DIRECTIONS FOR THIS TASK: Collect each line of the records containing the string "Total".

RECORDS SHOWN:
::::
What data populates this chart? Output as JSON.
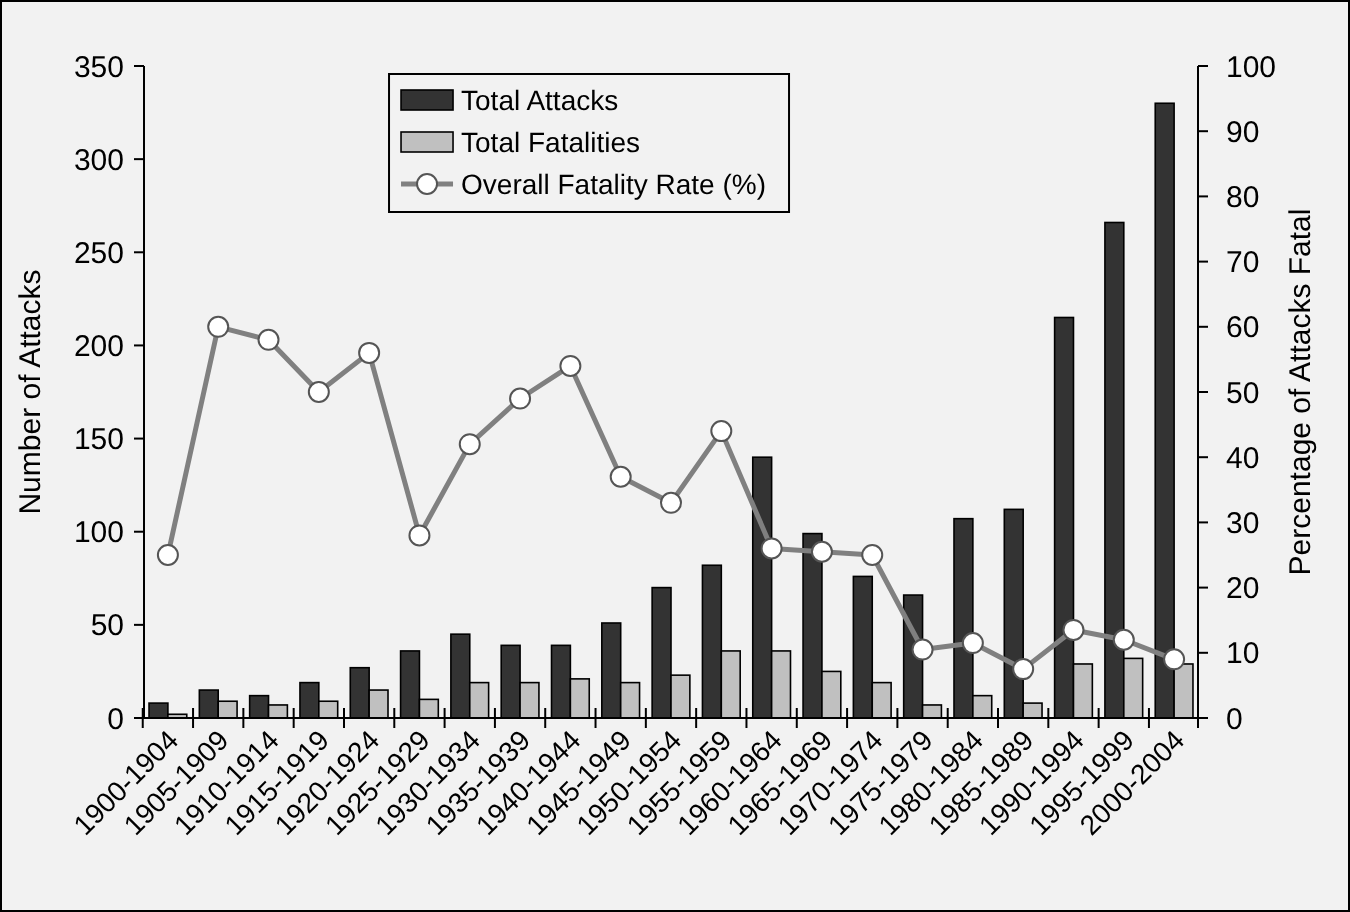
{
  "chart_data": {
    "type": "bar",
    "xlabel": null,
    "ylabel": "Number of Attacks",
    "y2label": "Percentage of Attacks Fatal",
    "categories": [
      "1900-1904",
      "1905-1909",
      "1910-1914",
      "1915-1919",
      "1920-1924",
      "1925-1929",
      "1930-1934",
      "1935-1939",
      "1940-1944",
      "1945-1949",
      "1950-1954",
      "1955-1959",
      "1960-1964",
      "1965-1969",
      "1970-1974",
      "1975-1979",
      "1980-1984",
      "1985-1989",
      "1990-1994",
      "1995-1999",
      "2000-2004"
    ],
    "series": [
      {
        "name": "Total Attacks",
        "color": "#333333",
        "values": [
          8,
          15,
          12,
          19,
          27,
          36,
          45,
          39,
          39,
          51,
          70,
          82,
          140,
          99,
          76,
          66,
          107,
          112,
          215,
          266,
          330
        ]
      },
      {
        "name": "Total Fatalities",
        "color": "#c0c0c0",
        "values": [
          2,
          9,
          7,
          9,
          15,
          10,
          19,
          19,
          21,
          19,
          23,
          36,
          36,
          25,
          19,
          7,
          12,
          8,
          29,
          32,
          29
        ]
      },
      {
        "name": "Overall Fatality Rate (%)",
        "type": "line",
        "axis": "y2",
        "color": "#808080",
        "marker": "circle",
        "values": [
          25,
          60,
          58,
          50,
          56,
          28,
          42,
          49,
          54,
          37,
          33,
          44,
          26,
          25.5,
          25,
          10.5,
          11.5,
          7.5,
          13.5,
          12,
          9
        ]
      }
    ],
    "ylim": [
      0,
      350
    ],
    "yticks": [
      0,
      50,
      100,
      150,
      200,
      250,
      300,
      350
    ],
    "y2lim": [
      0,
      100
    ],
    "y2ticks": [
      0,
      10,
      20,
      30,
      40,
      50,
      60,
      70,
      80,
      90,
      100
    ],
    "grid": false,
    "legend": "top left"
  }
}
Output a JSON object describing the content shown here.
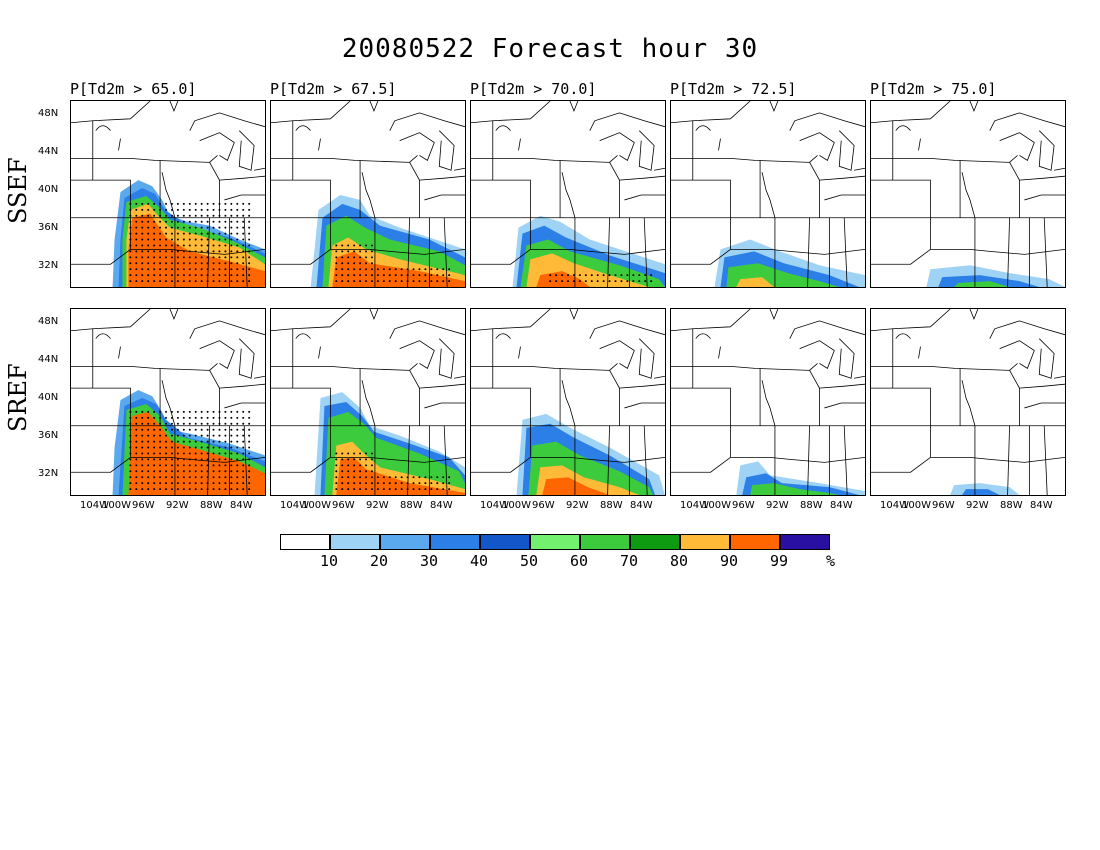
{
  "title": "20080522 Forecast hour 30",
  "columns": [
    {
      "label": "P[Td2m > 65.0]"
    },
    {
      "label": "P[Td2m > 67.5]"
    },
    {
      "label": "P[Td2m > 70.0]"
    },
    {
      "label": "P[Td2m > 72.5]"
    },
    {
      "label": "P[Td2m > 75.0]"
    }
  ],
  "rows": [
    {
      "label": "SSEF"
    },
    {
      "label": "SREF"
    }
  ],
  "lat_labels": [
    "48N",
    "44N",
    "40N",
    "36N",
    "32N"
  ],
  "lon_labels": [
    "104W",
    "100W",
    "96W",
    "92W",
    "88W",
    "84W"
  ],
  "colorbar": {
    "colors": [
      "#ffffff",
      "#9fd3f5",
      "#5aa9ef",
      "#2b7fe6",
      "#1356c9",
      "#74f06f",
      "#3ccb3c",
      "#0e9a11",
      "#ffba38",
      "#ff6600",
      "#2a0fa3"
    ],
    "labels": [
      "10",
      "20",
      "30",
      "40",
      "50",
      "60",
      "70",
      "80",
      "90",
      "99",
      "%"
    ]
  }
}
::::
THE RESPONSE:
        "name": "Total Attacks",
        "name": "Total Fatalities",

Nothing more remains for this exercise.